Saved entries:
------

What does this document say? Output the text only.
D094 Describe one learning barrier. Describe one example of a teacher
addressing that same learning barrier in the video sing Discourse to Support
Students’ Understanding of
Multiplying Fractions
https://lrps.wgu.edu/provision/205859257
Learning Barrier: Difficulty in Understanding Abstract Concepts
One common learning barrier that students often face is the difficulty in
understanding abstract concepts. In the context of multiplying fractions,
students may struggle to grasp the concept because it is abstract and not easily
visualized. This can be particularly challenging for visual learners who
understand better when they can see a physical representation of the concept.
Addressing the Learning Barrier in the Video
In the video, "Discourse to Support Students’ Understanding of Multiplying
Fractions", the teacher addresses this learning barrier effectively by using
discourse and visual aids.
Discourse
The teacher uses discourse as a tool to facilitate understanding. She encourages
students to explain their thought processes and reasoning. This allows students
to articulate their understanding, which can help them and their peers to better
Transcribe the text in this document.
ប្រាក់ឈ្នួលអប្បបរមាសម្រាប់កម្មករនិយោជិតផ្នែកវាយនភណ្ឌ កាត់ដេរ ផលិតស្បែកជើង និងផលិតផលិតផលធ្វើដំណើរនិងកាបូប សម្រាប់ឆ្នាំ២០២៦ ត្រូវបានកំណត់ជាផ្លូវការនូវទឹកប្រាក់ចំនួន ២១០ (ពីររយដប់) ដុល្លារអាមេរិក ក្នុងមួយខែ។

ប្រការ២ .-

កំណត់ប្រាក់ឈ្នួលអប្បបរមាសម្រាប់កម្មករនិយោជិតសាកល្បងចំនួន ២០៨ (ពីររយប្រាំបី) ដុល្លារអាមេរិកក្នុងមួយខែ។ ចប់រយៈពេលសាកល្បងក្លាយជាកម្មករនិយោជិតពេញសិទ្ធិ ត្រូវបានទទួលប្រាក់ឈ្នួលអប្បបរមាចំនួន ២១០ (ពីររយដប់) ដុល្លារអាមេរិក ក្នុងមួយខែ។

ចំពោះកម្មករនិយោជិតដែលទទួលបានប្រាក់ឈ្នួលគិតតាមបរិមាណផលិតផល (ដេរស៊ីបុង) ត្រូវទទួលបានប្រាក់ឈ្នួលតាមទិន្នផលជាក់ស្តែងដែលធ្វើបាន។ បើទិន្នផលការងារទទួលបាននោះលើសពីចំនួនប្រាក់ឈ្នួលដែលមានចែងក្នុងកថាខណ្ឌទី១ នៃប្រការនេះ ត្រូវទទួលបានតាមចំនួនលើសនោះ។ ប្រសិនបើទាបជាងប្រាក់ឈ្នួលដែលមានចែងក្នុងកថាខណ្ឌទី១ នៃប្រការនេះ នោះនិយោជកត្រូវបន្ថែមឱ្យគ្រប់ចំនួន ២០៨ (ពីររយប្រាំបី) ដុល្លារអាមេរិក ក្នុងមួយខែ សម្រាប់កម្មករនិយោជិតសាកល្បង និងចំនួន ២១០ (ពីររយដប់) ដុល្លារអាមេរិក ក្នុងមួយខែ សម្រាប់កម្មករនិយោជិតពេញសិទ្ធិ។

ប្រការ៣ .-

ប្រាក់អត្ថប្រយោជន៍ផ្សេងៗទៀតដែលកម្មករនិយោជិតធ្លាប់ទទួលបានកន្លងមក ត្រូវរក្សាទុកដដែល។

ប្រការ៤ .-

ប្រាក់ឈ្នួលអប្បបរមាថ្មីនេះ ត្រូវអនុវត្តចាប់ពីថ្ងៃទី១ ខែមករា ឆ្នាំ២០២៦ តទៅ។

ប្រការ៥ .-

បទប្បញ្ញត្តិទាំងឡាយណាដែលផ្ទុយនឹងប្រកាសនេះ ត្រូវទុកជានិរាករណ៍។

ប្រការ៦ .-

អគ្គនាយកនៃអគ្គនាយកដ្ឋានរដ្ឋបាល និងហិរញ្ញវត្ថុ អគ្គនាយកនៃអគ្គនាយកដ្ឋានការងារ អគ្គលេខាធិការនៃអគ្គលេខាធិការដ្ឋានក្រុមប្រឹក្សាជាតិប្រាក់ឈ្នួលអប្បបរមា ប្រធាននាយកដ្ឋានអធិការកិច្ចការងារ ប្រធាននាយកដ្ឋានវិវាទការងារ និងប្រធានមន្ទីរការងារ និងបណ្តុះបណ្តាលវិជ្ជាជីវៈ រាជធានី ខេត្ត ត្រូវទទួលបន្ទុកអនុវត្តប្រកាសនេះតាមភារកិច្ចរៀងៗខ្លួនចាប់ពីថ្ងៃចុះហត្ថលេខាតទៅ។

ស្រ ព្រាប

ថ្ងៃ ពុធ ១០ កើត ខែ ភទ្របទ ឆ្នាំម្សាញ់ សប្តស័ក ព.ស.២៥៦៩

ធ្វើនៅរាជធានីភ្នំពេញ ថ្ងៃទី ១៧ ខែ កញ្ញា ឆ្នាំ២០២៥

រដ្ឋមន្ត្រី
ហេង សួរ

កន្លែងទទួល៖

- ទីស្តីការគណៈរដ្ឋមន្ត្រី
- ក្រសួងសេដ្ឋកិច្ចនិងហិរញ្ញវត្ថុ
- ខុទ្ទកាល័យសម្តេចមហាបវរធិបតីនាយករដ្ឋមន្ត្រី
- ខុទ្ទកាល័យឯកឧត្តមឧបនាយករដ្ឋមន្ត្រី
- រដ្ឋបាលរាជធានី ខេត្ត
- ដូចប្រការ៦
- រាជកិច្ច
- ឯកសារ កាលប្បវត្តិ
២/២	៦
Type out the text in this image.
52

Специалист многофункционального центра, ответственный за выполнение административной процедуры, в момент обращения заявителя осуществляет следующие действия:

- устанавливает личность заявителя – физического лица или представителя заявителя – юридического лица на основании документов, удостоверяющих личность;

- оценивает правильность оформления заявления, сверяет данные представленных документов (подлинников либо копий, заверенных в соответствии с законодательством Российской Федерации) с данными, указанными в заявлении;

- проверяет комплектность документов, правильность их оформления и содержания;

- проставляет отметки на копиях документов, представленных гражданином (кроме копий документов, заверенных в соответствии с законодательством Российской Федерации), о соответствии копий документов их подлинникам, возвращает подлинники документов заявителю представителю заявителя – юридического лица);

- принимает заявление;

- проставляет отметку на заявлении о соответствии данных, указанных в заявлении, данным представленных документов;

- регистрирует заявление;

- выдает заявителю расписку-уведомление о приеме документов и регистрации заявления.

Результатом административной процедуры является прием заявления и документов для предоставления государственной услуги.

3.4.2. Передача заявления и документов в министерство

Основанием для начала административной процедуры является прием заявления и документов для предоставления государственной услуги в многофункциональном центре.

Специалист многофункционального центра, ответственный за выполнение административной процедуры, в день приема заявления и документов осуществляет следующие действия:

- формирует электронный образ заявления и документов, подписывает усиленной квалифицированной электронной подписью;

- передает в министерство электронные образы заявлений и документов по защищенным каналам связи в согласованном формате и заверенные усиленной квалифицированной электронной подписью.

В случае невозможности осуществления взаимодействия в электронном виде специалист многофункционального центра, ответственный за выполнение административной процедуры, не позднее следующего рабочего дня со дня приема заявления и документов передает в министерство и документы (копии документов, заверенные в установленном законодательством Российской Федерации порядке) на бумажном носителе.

------

▸ WHAT THE TASK ASKS:
Each line above is to be repeated exactly.

▸ FINISHED ANSWER:
What does this document say? Output the text only.
D094 Describe one learning barrier. Describe one example of a teacher
addressing that same learning barrier in the video sing Discourse to Support
Students’ Understanding of
Multiplying Fractions
https://lrps.wgu.edu/provision/205859257
Learning Barrier: Difficulty in Understanding Abstract Concepts
One common learning barrier that students often face is the difficulty in
understanding abstract concepts. In the context of multiplying fractions,
students may struggle to grasp the concept because it is abstract and not easily
visualized. This can be particularly challenging for visual learners who
understand better when they can see a physical representation of the concept.
Addressing the Learning Barrier in the Video
In the video, "Discourse to Support Students’ Understanding of Multiplying
Fractions", the teacher addresses this learning barrier effectively by using
discourse and visual aids.
Discourse
The teacher uses discourse as a tool to facilitate understanding. She encourages
students to explain their thought processes and reasoning. This allows students
to articulate their understanding, which can help them and their peers to better
Transcribe the text in this document.
ប្រាក់ឈ្នួលអប្បបរមាសម្រាប់កម្មករនិយោជិតផ្នែកវាយនភណ្ឌ កាត់ដេរ ផលិតស្បែកជើង និងផលិតផលិតផលធ្វើដំណើរនិងកាបូប សម្រាប់ឆ្នាំ២០២៦ ត្រូវបានកំណត់ជាផ្លូវការនូវទឹកប្រាក់ចំនួន ២១០ (ពីររយដប់) ដុល្លារអាមេរិក ក្នុងមួយខែ។

ប្រការ២ .-

កំណត់ប្រាក់ឈ្នួលអប្បបរមាសម្រាប់កម្មករនិយោជិតសាកល្បងចំនួន ២០៨ (ពីររយប្រាំបី) ដុល្លារអាមេរិកក្នុងមួយខែ។ ចប់រយៈពេលសាកល្បងក្លាយជាកម្មករនិយោជិតពេញសិទ្ធិ ត្រូវបានទទួលប្រាក់ឈ្នួលអប្បបរមាចំនួន ២១០ (ពីររយដប់) ដុល្លារអាមេរិក ក្នុងមួយខែ។

ចំពោះកម្មករនិយោជិតដែលទទួលបានប្រាក់ឈ្នួលគិតតាមបរិមាណផលិតផល (ដេរស៊ីបុង) ត្រូវទទួលបានប្រាក់ឈ្នួលតាមទិន្នផលជាក់ស្តែងដែលធ្វើបាន។ បើទិន្នផលការងារទទួលបាននោះលើសពីចំនួនប្រាក់ឈ្នួលដែលមានចែងក្នុងកថាខណ្ឌទី១ នៃប្រការនេះ ត្រូវទទួលបានតាមចំនួនលើសនោះ។ ប្រសិនបើទាបជាងប្រាក់ឈ្នួលដែលមានចែងក្នុងកថាខណ្ឌទី១ នៃប្រការនេះ នោះនិយោជកត្រូវបន្ថែមឱ្យគ្រប់ចំនួន ២០៨ (ពីររយប្រាំបី) ដុល្លារអាមេរិក ក្នុងមួយខែ សម្រាប់កម្មករនិយោជិតសាកល្បង និងចំនួន ២១០ (ពីររយដប់) ដុល្លារអាមេរិក ក្នុងមួយខែ សម្រាប់កម្មករនិយោជិតពេញសិទ្ធិ។

ប្រការ៣ .-

ប្រាក់អត្ថប្រយោជន៍ផ្សេងៗទៀតដែលកម្មករនិយោជិតធ្លាប់ទទួលបានកន្លងមក ត្រូវរក្សាទុកដដែល។

ប្រការ៤ .-

ប្រាក់ឈ្នួលអប្បបរមាថ្មីនេះ ត្រូវអនុវត្តចាប់ពីថ្ងៃទី១ ខែមករា ឆ្នាំ២០២៦ តទៅ។

ប្រការ៥ .-

បទប្បញ្ញត្តិទាំងឡាយណាដែលផ្ទុយនឹងប្រកាសនេះ ត្រូវទុកជានិរាករណ៍។

ប្រការ៦ .-

អគ្គនាយកនៃអគ្គនាយកដ្ឋានរដ្ឋបាល និងហិរញ្ញវត្ថុ អគ្គនាយកនៃអគ្គនាយកដ្ឋានការងារ អគ្គលេខាធិការនៃអគ្គលេខាធិការដ្ឋានក្រុមប្រឹក្សាជាតិប្រាក់ឈ្នួលអប្បបរមា ប្រធាននាយកដ្ឋានអធិការកិច្ចការងារ ប្រធាននាយកដ្ឋានវិវាទការងារ និងប្រធានមន្ទីរការងារ និងបណ្តុះបណ្តាលវិជ្ជាជីវៈ រាជធានី ខេត្ត ត្រូវទទួលបន្ទុកអនុវត្តប្រកាសនេះតាមភារកិច្ចរៀងៗខ្លួនចាប់ពីថ្ងៃចុះហត្ថលេខាតទៅ។

ស្រ ព្រាប

ថ្ងៃ ពុធ ១០ កើត ខែ ភទ្របទ ឆ្នាំម្សាញ់ សប្តស័ក ព.ស.២៥៦៩

ធ្វើនៅរាជធានីភ្នំពេញ ថ្ងៃទី ១៧ ខែ កញ្ញា ឆ្នាំ២០២៥

រដ្ឋមន្ត្រី
ហេង សួរ

កន្លែងទទួល៖

- ទីស្តីការគណៈរដ្ឋមន្ត្រី
- ក្រសួងសេដ្ឋកិច្ចនិងហិរញ្ញវត្ថុ
- ខុទ្ទកាល័យសម្តេចមហាបវរធិបតីនាយករដ្ឋមន្ត្រី
- ខុទ្ទកាល័យឯកឧត្តមឧបនាយករដ្ឋមន្ត្រី
- រដ្ឋបាលរាជធានី ខេត្ត
- ដូចប្រការ៦
- រាជកិច្ច
- ឯកសារ កាលប្បវត្តិ
២/២	៦
Type out the text in this image.
52

Специалист многофункционального центра, ответственный за выполнение административной процедуры, в момент обращения заявителя осуществляет следующие действия:

- устанавливает личность заявителя – физического лица или представителя заявителя – юридического лица на основании документов, удостоверяющих личность;

- оценивает правильность оформления заявления, сверяет данные представленных документов (подлинников либо копий, заверенных в соответствии с законодательством Российской Федерации) с данными, указанными в заявлении;

- проверяет комплектность документов, правильность их оформления и содержания;

- проставляет отметки на копиях документов, представленных гражданином (кроме копий документов, заверенных в соответствии с законодательством Российской Федерации), о соответствии копий документов их подлинникам, возвращает подлинники документов заявителю представителю заявителя – юридического лица);

- принимает заявление;

- проставляет отметку на заявлении о соответствии данных, указанных в заявлении, данным представленных документов;

- регистрирует заявление;

- выдает заявителю расписку-уведомление о приеме документов и регистрации заявления.

Результатом административной процедуры является прием заявления и документов для предоставления государственной услуги.

3.4.2. Передача заявления и документов в министерство

Основанием для начала административной процедуры является прием заявления и документов для предоставления государственной услуги в многофункциональном центре.

Специалист многофункционального центра, ответственный за выполнение административной процедуры, в день приема заявления и документов осуществляет следующие действия:

- формирует электронный образ заявления и документов, подписывает усиленной квалифицированной электронной подписью;

- передает в министерство электронные образы заявлений и документов по защищенным каналам связи в согласованном формате и заверенные усиленной квалифицированной электронной подписью.

В случае невозможности осуществления взаимодействия в электронном виде специалист многофункционального центра, ответственный за выполнение административной процедуры, не позднее следующего рабочего дня со дня приема заявления и документов передает в министерство и документы (копии документов, заверенные в установленном законодательством Российской Федерации порядке) на бумажном носителе.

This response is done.